Lake Makgadikgadi

Lake Makgadikgadi
The present day bed of the former Lake Makgadikgadi seen by the SPOT Satellite.
The Makgadikgadi Salt Pans in Botswana are one of the most important breeding sites in Southern Africa for lesser and greater flamingos
Location Kalahari Desert in Botswana
Basin countries Botswana
Average depth 30 metres (98 ft)

Lake Makgadikgadi was a paleolake that existed in what is now the Kalahari Desert in Botswana from 2,000,000 years BP to 10,000 years BP. It may have once covered an area of from 80,000 km² to 275,000 km² and was 30 m deep [1]. The Okavango, Upper Zambezi, and Cuando rivers once all emptied into the lake. Its remains are seen in the Makgadikgadi salt pans , one of the largest salt pans in the world.

Meaning of the name

The name Makgadikgadi is derived from the same root as the name for the desert Kalahari, meaning a dry thirsty place in the languages of the San people.[2]

Origin and history

Approximately 3 million years ago, strong easterly winds formed long dunes which ran from east to west across the middle of the Kalahari Desert. During wetter times, these dunes channeled the great rivers of the area, the Okavango, Chobe, and Upper Zambezi, south eastwards to join with the Limpopo River and drain into the Indian Ocean.

Northern Botswana has a series of deep, underlying fault lines running beneath its sands. These faults are thought to be the southernmost extensions of the same system of parallel fault lines that are pulling away from each other and have formed East Africa's Great Rift Valley. [3] Parts of the courses of both the Linyanti River and Chobe River, mark the lie of these faults today .[3]

Approximately 2 million years ago, the fault known as the Ovamboland-Kalahari-Zimbabwe axis (which runs from NE to SW from Harare through Bulawayo and ends in the east side of the Kalahari) moved in an epeirogenic flexure, and cut off the drainage route into the Limpopo. The blockage created an enormous basin and forced these rivers to flow into and fill it up. Lake Makgadikgadi was thus created.

The great Magwikwe Sand Ridge between Savuti and North Gate, probably defined one of its northwestern shorelines. Another is thought to have been the less obvious Gidikwe Sand Ridge, which lies just to the west of the western border of the present Makgadikgadi National Park.

Wave washed features can be found on several of the Kalahari's higher places in this region. The eastern side of the Gchoha Hills, north of Savuti, are a particularly clear example of this. Round water eroded pebbles can also be found.

Records excerpted from a collection
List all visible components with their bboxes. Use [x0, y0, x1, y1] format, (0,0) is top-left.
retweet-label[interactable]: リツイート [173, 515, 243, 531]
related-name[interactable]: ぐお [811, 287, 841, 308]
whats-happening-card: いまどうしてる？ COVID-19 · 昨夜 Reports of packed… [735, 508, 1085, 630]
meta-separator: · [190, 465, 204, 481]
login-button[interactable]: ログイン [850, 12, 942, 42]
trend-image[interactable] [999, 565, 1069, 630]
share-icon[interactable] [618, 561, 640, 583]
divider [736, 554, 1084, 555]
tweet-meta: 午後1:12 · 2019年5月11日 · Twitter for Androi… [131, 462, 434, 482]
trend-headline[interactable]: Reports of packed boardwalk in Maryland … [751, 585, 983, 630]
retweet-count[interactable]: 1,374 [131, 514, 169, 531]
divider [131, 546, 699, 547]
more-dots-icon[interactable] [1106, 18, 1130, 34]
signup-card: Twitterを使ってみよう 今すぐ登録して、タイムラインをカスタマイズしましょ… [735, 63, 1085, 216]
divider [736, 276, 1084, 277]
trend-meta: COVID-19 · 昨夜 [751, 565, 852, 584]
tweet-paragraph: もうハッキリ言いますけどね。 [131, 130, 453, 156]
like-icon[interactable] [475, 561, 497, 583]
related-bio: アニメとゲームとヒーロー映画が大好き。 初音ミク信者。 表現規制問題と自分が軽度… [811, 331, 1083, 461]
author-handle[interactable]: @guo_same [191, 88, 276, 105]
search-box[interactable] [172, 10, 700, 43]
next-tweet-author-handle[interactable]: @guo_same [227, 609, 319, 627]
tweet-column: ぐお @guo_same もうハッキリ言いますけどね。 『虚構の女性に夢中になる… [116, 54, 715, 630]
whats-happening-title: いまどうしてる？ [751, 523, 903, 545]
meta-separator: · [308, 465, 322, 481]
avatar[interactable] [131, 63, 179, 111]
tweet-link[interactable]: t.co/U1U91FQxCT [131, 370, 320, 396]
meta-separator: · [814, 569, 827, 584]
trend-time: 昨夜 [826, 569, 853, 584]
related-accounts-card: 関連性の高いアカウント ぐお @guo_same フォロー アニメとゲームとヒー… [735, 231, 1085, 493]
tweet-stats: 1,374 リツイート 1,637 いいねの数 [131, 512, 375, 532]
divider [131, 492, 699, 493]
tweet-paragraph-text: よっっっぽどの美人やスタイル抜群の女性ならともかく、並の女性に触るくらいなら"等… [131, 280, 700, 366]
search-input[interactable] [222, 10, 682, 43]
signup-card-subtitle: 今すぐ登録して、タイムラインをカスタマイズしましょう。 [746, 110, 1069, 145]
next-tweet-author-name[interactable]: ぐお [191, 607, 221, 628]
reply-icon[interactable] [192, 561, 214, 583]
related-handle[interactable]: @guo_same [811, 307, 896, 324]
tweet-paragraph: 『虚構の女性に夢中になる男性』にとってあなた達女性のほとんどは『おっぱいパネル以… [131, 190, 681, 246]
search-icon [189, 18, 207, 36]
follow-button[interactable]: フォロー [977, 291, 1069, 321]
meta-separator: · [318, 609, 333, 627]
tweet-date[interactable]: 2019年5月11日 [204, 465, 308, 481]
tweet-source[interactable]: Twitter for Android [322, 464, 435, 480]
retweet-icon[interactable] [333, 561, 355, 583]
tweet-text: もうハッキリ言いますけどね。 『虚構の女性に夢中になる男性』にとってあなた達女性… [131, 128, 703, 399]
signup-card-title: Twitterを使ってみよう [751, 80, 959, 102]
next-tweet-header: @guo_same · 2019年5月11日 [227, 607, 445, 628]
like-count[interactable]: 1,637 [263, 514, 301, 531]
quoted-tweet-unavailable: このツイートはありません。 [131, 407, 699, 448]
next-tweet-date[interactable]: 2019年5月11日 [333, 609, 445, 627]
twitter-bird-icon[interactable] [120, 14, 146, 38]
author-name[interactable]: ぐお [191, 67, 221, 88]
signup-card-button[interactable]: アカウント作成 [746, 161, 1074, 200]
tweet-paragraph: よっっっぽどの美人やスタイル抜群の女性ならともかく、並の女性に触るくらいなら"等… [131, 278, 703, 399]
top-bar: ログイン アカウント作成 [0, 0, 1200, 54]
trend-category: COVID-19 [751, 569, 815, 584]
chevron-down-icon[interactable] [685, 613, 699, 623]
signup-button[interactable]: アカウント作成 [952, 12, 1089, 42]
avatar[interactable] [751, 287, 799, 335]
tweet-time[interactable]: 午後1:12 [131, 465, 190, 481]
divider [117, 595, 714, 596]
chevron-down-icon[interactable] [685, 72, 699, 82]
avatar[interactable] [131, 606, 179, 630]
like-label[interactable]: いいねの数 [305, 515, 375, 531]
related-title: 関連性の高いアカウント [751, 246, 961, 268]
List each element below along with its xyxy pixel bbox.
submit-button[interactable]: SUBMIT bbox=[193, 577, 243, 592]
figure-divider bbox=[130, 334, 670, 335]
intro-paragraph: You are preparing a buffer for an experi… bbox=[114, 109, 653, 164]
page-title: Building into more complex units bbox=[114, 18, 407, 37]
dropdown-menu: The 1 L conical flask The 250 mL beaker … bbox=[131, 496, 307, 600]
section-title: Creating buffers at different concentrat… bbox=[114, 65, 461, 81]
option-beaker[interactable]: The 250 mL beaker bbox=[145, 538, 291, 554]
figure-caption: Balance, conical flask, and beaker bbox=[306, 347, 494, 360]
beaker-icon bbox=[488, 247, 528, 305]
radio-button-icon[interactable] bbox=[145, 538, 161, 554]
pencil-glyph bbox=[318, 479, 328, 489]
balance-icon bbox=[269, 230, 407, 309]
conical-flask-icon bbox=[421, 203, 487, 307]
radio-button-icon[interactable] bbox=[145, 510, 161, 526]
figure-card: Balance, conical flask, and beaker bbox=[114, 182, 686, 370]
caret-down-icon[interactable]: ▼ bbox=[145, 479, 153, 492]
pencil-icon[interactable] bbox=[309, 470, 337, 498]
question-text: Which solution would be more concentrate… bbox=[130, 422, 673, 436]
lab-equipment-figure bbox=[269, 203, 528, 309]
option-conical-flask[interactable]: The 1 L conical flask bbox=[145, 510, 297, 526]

### Exercise task 1
Answer these questions using the text on Lake Makgadikgadi:
(a) What does the name Makgadikgadi mean in the languages of the San people?
(b) Which fault moved about 2 million years ago and cut off the drainage route into the Limpopo?
(c) Which sand ridge probably defined one of the lake's northwestern shorelines?
### Exercise task 2
Copy the passage of the Lake Makgadikgadi text starting at "The Makgadikgadi Salt Pans in" and ending at "in the world.", replacing "paleolake" with "prehistoric lake".

### Full solution 1
(a) A dry thirsty place.
(b) The Ovamboland-Kalahari-Zimbabwe axis.
(c) The Magwikwe Sand Ridge, between Savuti and North Gate.

### Full solution 2
The Makgadikgadi Salt Pans in Botswana are one of the most important breeding sites in Southern Africa for lesser and greater flamingos
Location Kalahari Desert in Botswana
Basin countries Botswana
Average depth 30 metres (98 ft)

Lake Makgadikgadi was a prehistoric lake that existed in what is now the Kalahari Desert in Botswana from 2,000,000 years BP to 10,000 years BP. It may have once covered an area of from 80,000 km² to 275,000 km² and was 30 m deep [1]. The Okavango, Upper Zambezi, and Cuando rivers once all emptied into the lake. Its remains are seen in the Makgadikgadi salt pans , one of the largest salt pans in the world.